- [Problems to work on]:
**A.** From the B-Liga season summary, list each "longest run" record with its team and number of matches.
**B.** Reproduce the B-Liga season summary from "- Biggest away" to "of eight teams.".

- [Supplied passage]:
+ + + + + + +
B-Liga
- Season: 2026–27
- Dates: 15 August 2026 – June 2027
- Matches: 24
- Goals: 94 (3.92 per match)
- Top goalscorer: Mathilde Gaarn (8 goals)
- Biggest home win: B.93 4–0 AaB (29 August 2026)
- Biggest away win: AaB 0–6 Østerbro (22 August 2026)
- Highest scoring: FC Thy-Thisted Q 3–6 Sundby (29 August 2026) AaB 3–6 Thy-Thisted (6 September 2026)
- Longest winning run: 4 matches Østerbro
- Longest unbeaten run: 5 matches Sundby
- Longest winless run: 6 matches Esbjerg
- Longest losing run: 5 matches Esbjerg

= 2026–27 B-Liga =

The 2026–27 B-Liga is the 18th season of the second tier of the Danish Women's Football League, and the 4th season with the current format of eight teams.
+ + + + + + +
[Element box rows]
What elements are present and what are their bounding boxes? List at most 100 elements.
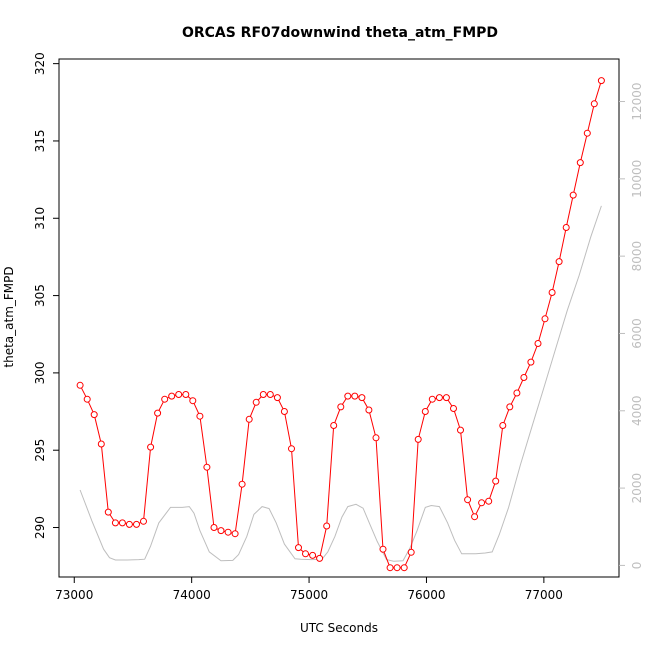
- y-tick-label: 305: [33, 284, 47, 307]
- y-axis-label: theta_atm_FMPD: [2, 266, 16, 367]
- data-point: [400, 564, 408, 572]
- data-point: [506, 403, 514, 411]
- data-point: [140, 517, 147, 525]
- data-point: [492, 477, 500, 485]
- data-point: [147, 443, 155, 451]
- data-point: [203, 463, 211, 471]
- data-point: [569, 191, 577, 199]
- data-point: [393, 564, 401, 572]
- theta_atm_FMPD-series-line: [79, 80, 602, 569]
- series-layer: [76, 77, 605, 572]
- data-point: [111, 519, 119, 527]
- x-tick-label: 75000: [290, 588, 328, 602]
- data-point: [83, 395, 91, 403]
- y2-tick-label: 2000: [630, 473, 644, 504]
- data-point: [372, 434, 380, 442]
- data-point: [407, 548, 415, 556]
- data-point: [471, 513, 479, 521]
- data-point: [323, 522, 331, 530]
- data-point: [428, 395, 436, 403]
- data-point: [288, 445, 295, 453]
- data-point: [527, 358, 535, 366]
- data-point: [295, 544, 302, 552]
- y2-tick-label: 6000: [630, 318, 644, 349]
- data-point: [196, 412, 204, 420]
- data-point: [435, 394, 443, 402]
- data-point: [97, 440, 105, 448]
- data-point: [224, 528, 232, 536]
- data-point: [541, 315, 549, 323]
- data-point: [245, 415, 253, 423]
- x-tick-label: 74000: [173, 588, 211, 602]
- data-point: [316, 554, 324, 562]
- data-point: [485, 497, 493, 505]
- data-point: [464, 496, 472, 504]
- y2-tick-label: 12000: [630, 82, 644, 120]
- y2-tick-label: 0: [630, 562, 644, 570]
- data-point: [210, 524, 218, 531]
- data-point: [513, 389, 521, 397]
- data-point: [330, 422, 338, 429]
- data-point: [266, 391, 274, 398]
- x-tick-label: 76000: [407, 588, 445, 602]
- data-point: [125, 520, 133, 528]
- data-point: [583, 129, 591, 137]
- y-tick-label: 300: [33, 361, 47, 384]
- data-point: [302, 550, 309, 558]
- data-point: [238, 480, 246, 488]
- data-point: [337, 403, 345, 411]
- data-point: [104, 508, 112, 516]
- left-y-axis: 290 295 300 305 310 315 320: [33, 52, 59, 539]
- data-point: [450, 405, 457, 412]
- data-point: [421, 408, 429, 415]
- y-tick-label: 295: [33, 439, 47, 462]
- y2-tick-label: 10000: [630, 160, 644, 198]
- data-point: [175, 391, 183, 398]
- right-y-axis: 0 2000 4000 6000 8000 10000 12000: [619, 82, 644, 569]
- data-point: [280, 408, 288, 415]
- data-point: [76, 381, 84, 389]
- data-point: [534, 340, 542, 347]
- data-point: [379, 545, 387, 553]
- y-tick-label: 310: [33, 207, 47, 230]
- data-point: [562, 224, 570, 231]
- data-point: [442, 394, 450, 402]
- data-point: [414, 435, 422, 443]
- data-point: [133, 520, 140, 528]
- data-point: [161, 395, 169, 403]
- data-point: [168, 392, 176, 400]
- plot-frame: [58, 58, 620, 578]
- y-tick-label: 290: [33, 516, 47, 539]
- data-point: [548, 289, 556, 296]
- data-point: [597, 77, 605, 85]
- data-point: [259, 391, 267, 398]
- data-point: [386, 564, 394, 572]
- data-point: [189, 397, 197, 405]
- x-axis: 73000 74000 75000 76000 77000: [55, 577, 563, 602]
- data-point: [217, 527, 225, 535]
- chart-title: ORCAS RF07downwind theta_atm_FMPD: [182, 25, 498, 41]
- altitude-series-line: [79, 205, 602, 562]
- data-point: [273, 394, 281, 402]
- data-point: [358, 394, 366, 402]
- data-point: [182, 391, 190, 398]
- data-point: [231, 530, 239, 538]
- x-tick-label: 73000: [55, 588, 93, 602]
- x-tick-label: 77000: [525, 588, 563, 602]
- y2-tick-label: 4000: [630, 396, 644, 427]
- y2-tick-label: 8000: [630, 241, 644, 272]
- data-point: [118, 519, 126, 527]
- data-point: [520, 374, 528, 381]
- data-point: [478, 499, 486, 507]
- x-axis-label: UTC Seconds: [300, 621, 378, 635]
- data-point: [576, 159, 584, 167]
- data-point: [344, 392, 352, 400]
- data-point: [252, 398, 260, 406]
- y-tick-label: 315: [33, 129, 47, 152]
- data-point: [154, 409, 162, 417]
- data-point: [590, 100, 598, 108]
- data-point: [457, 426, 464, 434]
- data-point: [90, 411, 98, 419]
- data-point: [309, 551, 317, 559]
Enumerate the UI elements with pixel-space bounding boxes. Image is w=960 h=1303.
+ + + + + + +
- [Responses to the tasks]:
**A.**
- Longest winning run: Østerbro, 4 matches
- Longest unbeaten run: Sundby, 5 matches
- Longest winless run: Esbjerg, 6 matches
- Longest losing run: Esbjerg, 5 matches

**B.**
- Biggest away win: AaB 0–6 Østerbro (22 August 2026)
- Highest scoring: FC Thy-Thisted Q 3–6 Sundby (29 August 2026) AaB 3–6 Thy-Thisted (6 September 2026)
- Longest winning run: 4 matches Østerbro
- Longest unbeaten run: 5 matches Sundby
- Longest winless run: 6 matches Esbjerg
- Longest losing run: 5 matches Esbjerg

= 2026–27 B-Liga =

The 2026–27 B-Liga is the 18th season of the second tier of the Danish Women's Football League, and the 4th season with the current format of eight teams.